- To do:
Look through the data below. Collect every line where the word "spacing" occurs.

- Records to use:
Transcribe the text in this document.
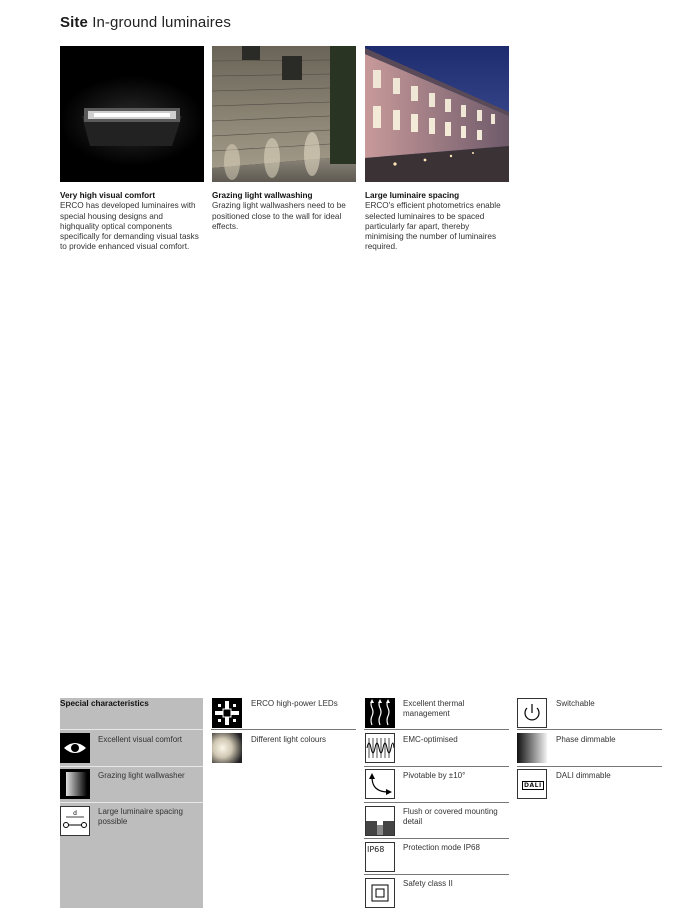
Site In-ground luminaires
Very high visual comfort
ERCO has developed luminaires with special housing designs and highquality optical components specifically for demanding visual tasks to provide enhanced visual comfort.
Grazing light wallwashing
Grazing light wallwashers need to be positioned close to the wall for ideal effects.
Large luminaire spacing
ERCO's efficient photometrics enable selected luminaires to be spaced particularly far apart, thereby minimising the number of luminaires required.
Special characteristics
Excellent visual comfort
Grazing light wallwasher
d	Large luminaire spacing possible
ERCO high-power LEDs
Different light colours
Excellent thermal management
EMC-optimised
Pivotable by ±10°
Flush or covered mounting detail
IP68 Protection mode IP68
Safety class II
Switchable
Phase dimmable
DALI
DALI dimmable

* * *

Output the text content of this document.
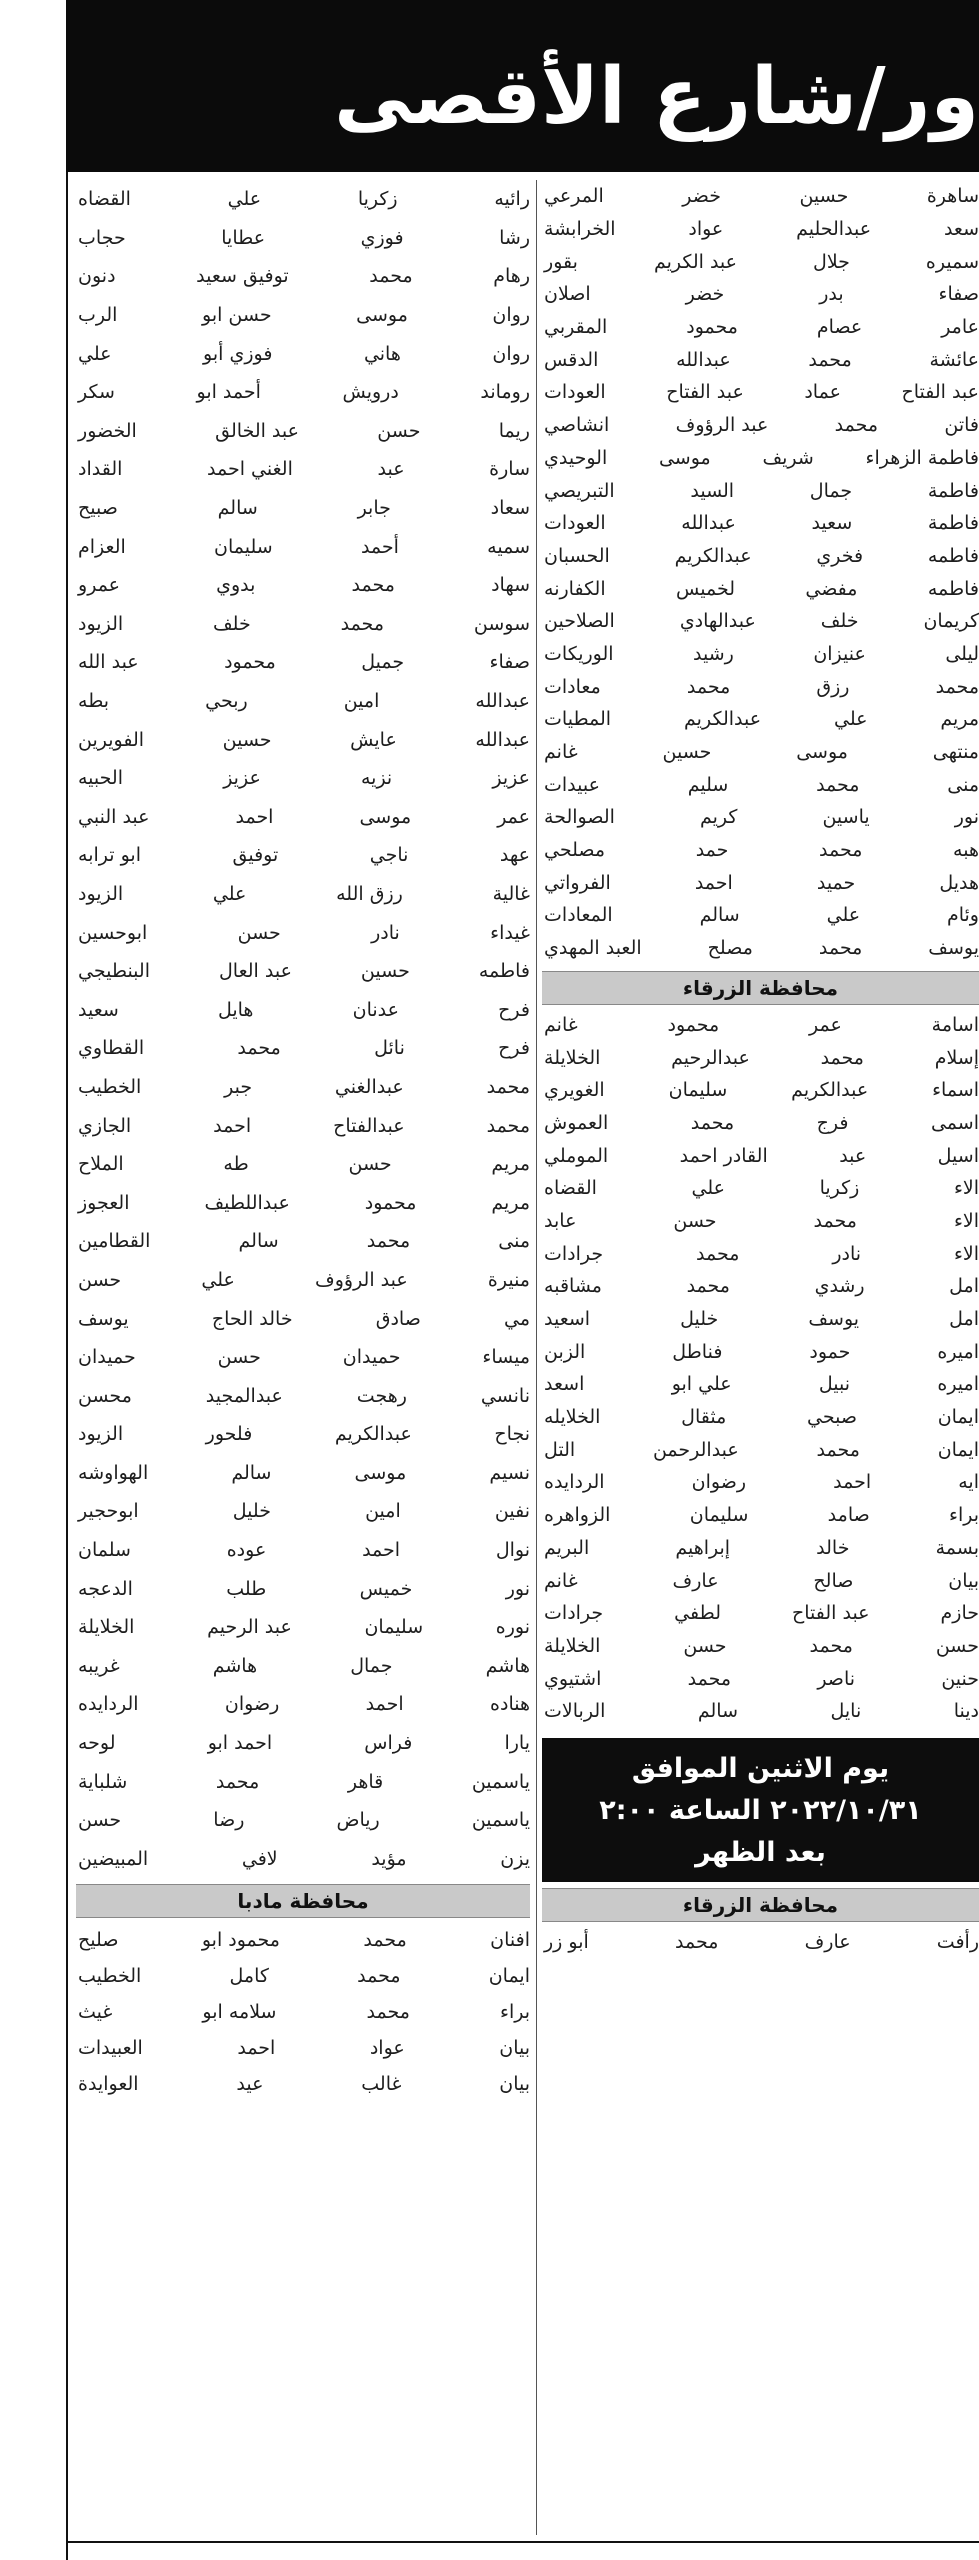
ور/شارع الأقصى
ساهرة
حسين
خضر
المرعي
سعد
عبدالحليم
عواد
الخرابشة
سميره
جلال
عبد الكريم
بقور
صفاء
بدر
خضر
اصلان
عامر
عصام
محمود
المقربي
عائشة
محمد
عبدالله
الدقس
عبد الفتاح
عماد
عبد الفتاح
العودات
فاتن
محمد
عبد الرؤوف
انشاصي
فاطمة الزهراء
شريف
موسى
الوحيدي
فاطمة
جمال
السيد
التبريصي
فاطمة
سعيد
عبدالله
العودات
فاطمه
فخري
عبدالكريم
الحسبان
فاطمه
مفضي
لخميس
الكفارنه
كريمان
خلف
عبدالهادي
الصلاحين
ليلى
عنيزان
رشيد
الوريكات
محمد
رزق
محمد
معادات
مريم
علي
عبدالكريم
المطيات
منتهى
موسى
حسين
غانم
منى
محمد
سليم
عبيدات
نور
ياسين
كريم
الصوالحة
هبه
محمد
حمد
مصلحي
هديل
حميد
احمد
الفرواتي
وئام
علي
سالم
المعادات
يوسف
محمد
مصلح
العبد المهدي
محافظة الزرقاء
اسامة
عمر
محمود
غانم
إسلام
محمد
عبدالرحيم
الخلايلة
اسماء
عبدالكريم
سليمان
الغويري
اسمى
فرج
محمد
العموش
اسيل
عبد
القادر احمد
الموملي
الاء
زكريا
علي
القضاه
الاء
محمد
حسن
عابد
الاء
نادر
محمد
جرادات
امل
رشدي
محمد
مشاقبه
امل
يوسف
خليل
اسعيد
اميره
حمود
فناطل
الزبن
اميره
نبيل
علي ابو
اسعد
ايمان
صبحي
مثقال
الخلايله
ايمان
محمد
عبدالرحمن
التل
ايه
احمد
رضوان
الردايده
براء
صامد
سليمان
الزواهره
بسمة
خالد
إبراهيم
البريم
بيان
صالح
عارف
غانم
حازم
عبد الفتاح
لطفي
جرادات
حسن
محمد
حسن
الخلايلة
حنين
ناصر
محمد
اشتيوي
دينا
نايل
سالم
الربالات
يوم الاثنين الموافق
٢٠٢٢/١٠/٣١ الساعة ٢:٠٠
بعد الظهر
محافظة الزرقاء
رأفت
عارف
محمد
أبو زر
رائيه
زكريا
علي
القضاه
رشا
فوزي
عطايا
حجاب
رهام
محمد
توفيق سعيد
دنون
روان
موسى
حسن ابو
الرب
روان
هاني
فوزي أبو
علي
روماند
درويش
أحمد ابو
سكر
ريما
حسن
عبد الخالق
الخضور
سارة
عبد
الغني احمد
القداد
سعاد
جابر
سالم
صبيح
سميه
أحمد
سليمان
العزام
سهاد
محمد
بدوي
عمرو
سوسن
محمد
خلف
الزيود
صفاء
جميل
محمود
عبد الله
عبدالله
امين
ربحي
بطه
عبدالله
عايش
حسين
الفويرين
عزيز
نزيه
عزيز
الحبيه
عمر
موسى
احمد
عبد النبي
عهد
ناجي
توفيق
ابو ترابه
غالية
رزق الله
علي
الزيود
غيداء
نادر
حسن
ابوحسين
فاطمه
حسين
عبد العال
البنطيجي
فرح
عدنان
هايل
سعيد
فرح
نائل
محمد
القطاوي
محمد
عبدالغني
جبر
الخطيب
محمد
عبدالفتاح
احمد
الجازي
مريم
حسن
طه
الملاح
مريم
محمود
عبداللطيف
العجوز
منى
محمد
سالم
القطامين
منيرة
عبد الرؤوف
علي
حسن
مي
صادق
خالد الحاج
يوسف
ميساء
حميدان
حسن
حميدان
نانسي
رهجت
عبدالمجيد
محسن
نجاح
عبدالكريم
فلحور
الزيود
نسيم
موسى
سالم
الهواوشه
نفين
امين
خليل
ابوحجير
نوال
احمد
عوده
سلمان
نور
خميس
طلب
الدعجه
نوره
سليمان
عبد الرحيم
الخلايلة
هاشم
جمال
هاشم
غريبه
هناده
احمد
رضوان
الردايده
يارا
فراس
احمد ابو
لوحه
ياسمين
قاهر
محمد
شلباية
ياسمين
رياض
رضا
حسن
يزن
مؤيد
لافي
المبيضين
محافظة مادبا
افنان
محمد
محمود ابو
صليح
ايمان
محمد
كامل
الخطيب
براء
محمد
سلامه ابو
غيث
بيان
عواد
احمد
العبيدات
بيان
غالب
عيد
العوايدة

- The output:
Large luminaire spacing
d	Large luminaire spacing possible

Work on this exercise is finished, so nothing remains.